__Data provided__.
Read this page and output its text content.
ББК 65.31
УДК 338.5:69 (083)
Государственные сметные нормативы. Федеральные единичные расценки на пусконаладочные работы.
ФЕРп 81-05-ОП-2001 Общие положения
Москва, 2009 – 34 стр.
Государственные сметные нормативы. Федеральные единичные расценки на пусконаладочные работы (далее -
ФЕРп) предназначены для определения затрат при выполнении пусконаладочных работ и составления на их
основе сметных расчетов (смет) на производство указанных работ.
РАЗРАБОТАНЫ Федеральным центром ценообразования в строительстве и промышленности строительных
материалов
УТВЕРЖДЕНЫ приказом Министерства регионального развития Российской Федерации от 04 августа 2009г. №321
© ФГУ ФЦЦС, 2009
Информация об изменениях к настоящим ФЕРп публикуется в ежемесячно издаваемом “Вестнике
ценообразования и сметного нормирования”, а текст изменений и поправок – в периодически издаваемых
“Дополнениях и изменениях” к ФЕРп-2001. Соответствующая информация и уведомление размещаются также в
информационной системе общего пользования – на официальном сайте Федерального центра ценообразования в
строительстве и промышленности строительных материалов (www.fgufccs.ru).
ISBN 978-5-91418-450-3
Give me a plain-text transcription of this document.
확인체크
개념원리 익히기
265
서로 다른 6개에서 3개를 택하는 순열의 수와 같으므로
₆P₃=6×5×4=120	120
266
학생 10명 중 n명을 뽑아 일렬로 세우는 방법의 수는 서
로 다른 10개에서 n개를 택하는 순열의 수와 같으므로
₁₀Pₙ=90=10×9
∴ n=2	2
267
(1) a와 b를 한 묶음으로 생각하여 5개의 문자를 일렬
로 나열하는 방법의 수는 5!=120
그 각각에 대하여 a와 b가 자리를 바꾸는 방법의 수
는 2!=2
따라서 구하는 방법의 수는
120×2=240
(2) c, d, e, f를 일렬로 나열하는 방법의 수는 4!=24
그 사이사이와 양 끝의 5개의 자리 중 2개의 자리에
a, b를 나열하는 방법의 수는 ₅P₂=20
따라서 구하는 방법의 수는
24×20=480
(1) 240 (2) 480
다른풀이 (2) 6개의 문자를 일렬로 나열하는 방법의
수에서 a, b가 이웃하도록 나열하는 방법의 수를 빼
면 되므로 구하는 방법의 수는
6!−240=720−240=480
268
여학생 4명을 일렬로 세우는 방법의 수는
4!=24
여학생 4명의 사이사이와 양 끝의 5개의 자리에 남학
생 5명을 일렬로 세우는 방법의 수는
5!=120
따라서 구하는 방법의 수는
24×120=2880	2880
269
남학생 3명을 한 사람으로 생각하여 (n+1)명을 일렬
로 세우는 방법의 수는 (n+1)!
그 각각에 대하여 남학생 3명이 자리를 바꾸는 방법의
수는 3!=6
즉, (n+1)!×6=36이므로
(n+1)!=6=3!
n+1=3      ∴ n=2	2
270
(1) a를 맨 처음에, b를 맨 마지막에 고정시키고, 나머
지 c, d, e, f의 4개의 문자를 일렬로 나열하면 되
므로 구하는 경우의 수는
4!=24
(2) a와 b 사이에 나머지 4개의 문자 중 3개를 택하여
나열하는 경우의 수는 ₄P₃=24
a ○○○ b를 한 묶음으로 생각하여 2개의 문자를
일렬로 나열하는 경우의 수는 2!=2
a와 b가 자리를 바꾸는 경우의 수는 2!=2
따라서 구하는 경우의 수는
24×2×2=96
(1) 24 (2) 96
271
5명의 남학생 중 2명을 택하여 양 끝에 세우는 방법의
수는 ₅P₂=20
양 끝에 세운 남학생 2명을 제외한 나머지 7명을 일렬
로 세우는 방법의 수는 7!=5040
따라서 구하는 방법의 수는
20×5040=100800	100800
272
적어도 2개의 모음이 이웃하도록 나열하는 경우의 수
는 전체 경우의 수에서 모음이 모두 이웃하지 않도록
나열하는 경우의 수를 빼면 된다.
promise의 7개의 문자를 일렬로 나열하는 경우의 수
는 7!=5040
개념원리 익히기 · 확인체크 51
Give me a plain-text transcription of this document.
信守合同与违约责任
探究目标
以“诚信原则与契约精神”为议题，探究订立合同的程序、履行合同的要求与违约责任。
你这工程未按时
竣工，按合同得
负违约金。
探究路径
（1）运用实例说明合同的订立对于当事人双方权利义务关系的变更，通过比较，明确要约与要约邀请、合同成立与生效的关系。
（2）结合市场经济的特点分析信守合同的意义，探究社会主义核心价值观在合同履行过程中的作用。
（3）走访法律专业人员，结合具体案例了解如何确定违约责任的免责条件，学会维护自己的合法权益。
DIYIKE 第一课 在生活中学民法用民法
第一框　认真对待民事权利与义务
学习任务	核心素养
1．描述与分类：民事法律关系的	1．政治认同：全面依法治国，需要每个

__Objective__. Output the entries verbatim.

__Response to this exercise__.
Read this page and output its text content.
ББК 65.31
УДК 338.5:69 (083)
Государственные сметные нормативы. Федеральные единичные расценки на пусконаладочные работы.
ФЕРп 81-05-ОП-2001 Общие положения
Москва, 2009 – 34 стр.
Государственные сметные нормативы. Федеральные единичные расценки на пусконаладочные работы (далее -
ФЕРп) предназначены для определения затрат при выполнении пусконаладочных работ и составления на их
основе сметных расчетов (смет) на производство указанных работ.
РАЗРАБОТАНЫ Федеральным центром ценообразования в строительстве и промышленности строительных
материалов
УТВЕРЖДЕНЫ приказом Министерства регионального развития Российской Федерации от 04 августа 2009г. №321
© ФГУ ФЦЦС, 2009
Информация об изменениях к настоящим ФЕРп публикуется в ежемесячно издаваемом “Вестнике
ценообразования и сметного нормирования”, а текст изменений и поправок – в периодически издаваемых
“Дополнениях и изменениях” к ФЕРп-2001. Соответствующая информация и уведомление размещаются также в
информационной системе общего пользования – на официальном сайте Федерального центра ценообразования в
строительстве и промышленности строительных материалов (www.fgufccs.ru).
ISBN 978-5-91418-450-3
Give me a plain-text transcription of this document.
확인체크
개념원리 익히기
265
서로 다른 6개에서 3개를 택하는 순열의 수와 같으므로
₆P₃=6×5×4=120	120
266
학생 10명 중 n명을 뽑아 일렬로 세우는 방법의 수는 서
로 다른 10개에서 n개를 택하는 순열의 수와 같으므로
₁₀Pₙ=90=10×9
∴ n=2	2
267
(1) a와 b를 한 묶음으로 생각하여 5개의 문자를 일렬
로 나열하는 방법의 수는 5!=120
그 각각에 대하여 a와 b가 자리를 바꾸는 방법의 수
는 2!=2
따라서 구하는 방법의 수는
120×2=240
(2) c, d, e, f를 일렬로 나열하는 방법의 수는 4!=24
그 사이사이와 양 끝의 5개의 자리 중 2개의 자리에
a, b를 나열하는 방법의 수는 ₅P₂=20
따라서 구하는 방법의 수는
24×20=480
(1) 240 (2) 480
다른풀이 (2) 6개의 문자를 일렬로 나열하는 방법의
수에서 a, b가 이웃하도록 나열하는 방법의 수를 빼
면 되므로 구하는 방법의 수는
6!−240=720−240=480
268
여학생 4명을 일렬로 세우는 방법의 수는
4!=24
여학생 4명의 사이사이와 양 끝의 5개의 자리에 남학
생 5명을 일렬로 세우는 방법의 수는
5!=120
따라서 구하는 방법의 수는
24×120=2880	2880
269
남학생 3명을 한 사람으로 생각하여 (n+1)명을 일렬
로 세우는 방법의 수는 (n+1)!
그 각각에 대하여 남학생 3명이 자리를 바꾸는 방법의
수는 3!=6
즉, (n+1)!×6=36이므로
(n+1)!=6=3!
n+1=3      ∴ n=2	2
270
(1) a를 맨 처음에, b를 맨 마지막에 고정시키고, 나머
지 c, d, e, f의 4개의 문자를 일렬로 나열하면 되
므로 구하는 경우의 수는
4!=24
(2) a와 b 사이에 나머지 4개의 문자 중 3개를 택하여
나열하는 경우의 수는 ₄P₃=24
a ○○○ b를 한 묶음으로 생각하여 2개의 문자를
일렬로 나열하는 경우의 수는 2!=2
a와 b가 자리를 바꾸는 경우의 수는 2!=2
따라서 구하는 경우의 수는
24×2×2=96
(1) 24 (2) 96
271
5명의 남학생 중 2명을 택하여 양 끝에 세우는 방법의
수는 ₅P₂=20
양 끝에 세운 남학생 2명을 제외한 나머지 7명을 일렬
로 세우는 방법의 수는 7!=5040
따라서 구하는 방법의 수는
20×5040=100800	100800
272
적어도 2개의 모음이 이웃하도록 나열하는 경우의 수
는 전체 경우의 수에서 모음이 모두 이웃하지 않도록
나열하는 경우의 수를 빼면 된다.
promise의 7개의 문자를 일렬로 나열하는 경우의 수
는 7!=5040
개념원리 익히기 · 확인체크 51
Give me a plain-text transcription of this document.
信守合同与违约责任
探究目标
以“诚信原则与契约精神”为议题，探究订立合同的程序、履行合同的要求与违约责任。
你这工程未按时
竣工，按合同得
负违约金。
探究路径
（1）运用实例说明合同的订立对于当事人双方权利义务关系的变更，通过比较，明确要约与要约邀请、合同成立与生效的关系。
（2）结合市场经济的特点分析信守合同的意义，探究社会主义核心价值观在合同履行过程中的作用。
（3）走访法律专业人员，结合具体案例了解如何确定违约责任的免责条件，学会维护自己的合法权益。
DIYIKE 第一课 在生活中学民法用民法
第一框　认真对待民事权利与义务
学习任务	核心素养
1．描述与分类：民事法律关系的	1．政治认同：全面依法治国，需要每个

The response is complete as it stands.